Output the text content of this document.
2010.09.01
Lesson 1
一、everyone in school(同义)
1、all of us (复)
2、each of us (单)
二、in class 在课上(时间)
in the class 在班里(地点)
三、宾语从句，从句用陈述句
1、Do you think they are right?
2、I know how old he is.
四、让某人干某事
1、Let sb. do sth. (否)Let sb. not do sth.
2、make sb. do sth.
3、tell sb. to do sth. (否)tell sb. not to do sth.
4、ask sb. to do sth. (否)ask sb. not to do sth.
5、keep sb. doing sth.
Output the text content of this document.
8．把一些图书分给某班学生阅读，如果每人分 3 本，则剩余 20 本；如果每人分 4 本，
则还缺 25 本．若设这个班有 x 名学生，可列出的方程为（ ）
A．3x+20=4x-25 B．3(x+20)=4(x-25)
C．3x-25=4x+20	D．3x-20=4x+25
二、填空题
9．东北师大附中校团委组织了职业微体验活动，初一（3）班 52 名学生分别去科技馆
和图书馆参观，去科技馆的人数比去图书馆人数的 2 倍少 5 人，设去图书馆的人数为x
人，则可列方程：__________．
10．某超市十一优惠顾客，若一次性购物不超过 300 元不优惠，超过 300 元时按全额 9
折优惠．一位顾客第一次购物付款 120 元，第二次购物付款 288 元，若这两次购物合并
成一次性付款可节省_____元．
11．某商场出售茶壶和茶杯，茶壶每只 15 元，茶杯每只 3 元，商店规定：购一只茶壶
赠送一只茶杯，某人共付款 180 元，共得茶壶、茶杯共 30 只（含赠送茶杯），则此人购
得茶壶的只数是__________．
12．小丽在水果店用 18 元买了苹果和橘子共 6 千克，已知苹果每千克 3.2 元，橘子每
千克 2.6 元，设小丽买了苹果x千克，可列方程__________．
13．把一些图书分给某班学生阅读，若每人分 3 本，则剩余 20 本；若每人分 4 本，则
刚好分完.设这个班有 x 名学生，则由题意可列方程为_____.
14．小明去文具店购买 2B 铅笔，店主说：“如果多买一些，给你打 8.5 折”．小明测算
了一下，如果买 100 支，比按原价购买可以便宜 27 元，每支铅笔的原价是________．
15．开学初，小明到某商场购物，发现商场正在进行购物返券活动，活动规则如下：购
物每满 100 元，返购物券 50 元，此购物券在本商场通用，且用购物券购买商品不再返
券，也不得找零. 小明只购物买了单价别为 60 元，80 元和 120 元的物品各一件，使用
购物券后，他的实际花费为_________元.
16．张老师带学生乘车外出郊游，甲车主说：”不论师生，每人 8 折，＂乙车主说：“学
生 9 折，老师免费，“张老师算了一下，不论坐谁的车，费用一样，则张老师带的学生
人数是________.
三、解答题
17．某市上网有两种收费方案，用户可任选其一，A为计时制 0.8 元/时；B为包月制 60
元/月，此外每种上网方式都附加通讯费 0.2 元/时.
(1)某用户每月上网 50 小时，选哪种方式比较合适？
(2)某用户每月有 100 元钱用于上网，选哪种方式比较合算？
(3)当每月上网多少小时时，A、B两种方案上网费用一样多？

....................

[Given exercise]
Your task is to give the records above again, exactly.

[Solution to the exercise]
Output the text content of this document.
2010.09.01
Lesson 1
一、everyone in school(同义)
1、all of us (复)
2、each of us (单)
二、in class 在课上(时间)
in the class 在班里(地点)
三、宾语从句，从句用陈述句
1、Do you think they are right?
2、I know how old he is.
四、让某人干某事
1、Let sb. do sth. (否)Let sb. not do sth.
2、make sb. do sth.
3、tell sb. to do sth. (否)tell sb. not to do sth.
4、ask sb. to do sth. (否)ask sb. not to do sth.
5、keep sb. doing sth.
Output the text content of this document.
8．把一些图书分给某班学生阅读，如果每人分 3 本，则剩余 20 本；如果每人分 4 本，
则还缺 25 本．若设这个班有 x 名学生，可列出的方程为（ ）
A．3x+20=4x-25 B．3(x+20)=4(x-25)
C．3x-25=4x+20	D．3x-20=4x+25
二、填空题
9．东北师大附中校团委组织了职业微体验活动，初一（3）班 52 名学生分别去科技馆
和图书馆参观，去科技馆的人数比去图书馆人数的 2 倍少 5 人，设去图书馆的人数为x
人，则可列方程：__________．
10．某超市十一优惠顾客，若一次性购物不超过 300 元不优惠，超过 300 元时按全额 9
折优惠．一位顾客第一次购物付款 120 元，第二次购物付款 288 元，若这两次购物合并
成一次性付款可节省_____元．
11．某商场出售茶壶和茶杯，茶壶每只 15 元，茶杯每只 3 元，商店规定：购一只茶壶
赠送一只茶杯，某人共付款 180 元，共得茶壶、茶杯共 30 只（含赠送茶杯），则此人购
得茶壶的只数是__________．
12．小丽在水果店用 18 元买了苹果和橘子共 6 千克，已知苹果每千克 3.2 元，橘子每
千克 2.6 元，设小丽买了苹果x千克，可列方程__________．
13．把一些图书分给某班学生阅读，若每人分 3 本，则剩余 20 本；若每人分 4 本，则
刚好分完.设这个班有 x 名学生，则由题意可列方程为_____.
14．小明去文具店购买 2B 铅笔，店主说：“如果多买一些，给你打 8.5 折”．小明测算
了一下，如果买 100 支，比按原价购买可以便宜 27 元，每支铅笔的原价是________．
15．开学初，小明到某商场购物，发现商场正在进行购物返券活动，活动规则如下：购
物每满 100 元，返购物券 50 元，此购物券在本商场通用，且用购物券购买商品不再返
券，也不得找零. 小明只购物买了单价别为 60 元，80 元和 120 元的物品各一件，使用
购物券后，他的实际花费为_________元.
16．张老师带学生乘车外出郊游，甲车主说：”不论师生，每人 8 折，＂乙车主说：“学
生 9 折，老师免费，“张老师算了一下，不论坐谁的车，费用一样，则张老师带的学生
人数是________.
三、解答题
17．某市上网有两种收费方案，用户可任选其一，A为计时制 0.8 元/时；B为包月制 60
元/月，此外每种上网方式都附加通讯费 0.2 元/时.
(1)某用户每月上网 50 小时，选哪种方式比较合适？
(2)某用户每月有 100 元钱用于上网，选哪种方式比较合算？
(3)当每月上网多少小时时，A、B两种方案上网费用一样多？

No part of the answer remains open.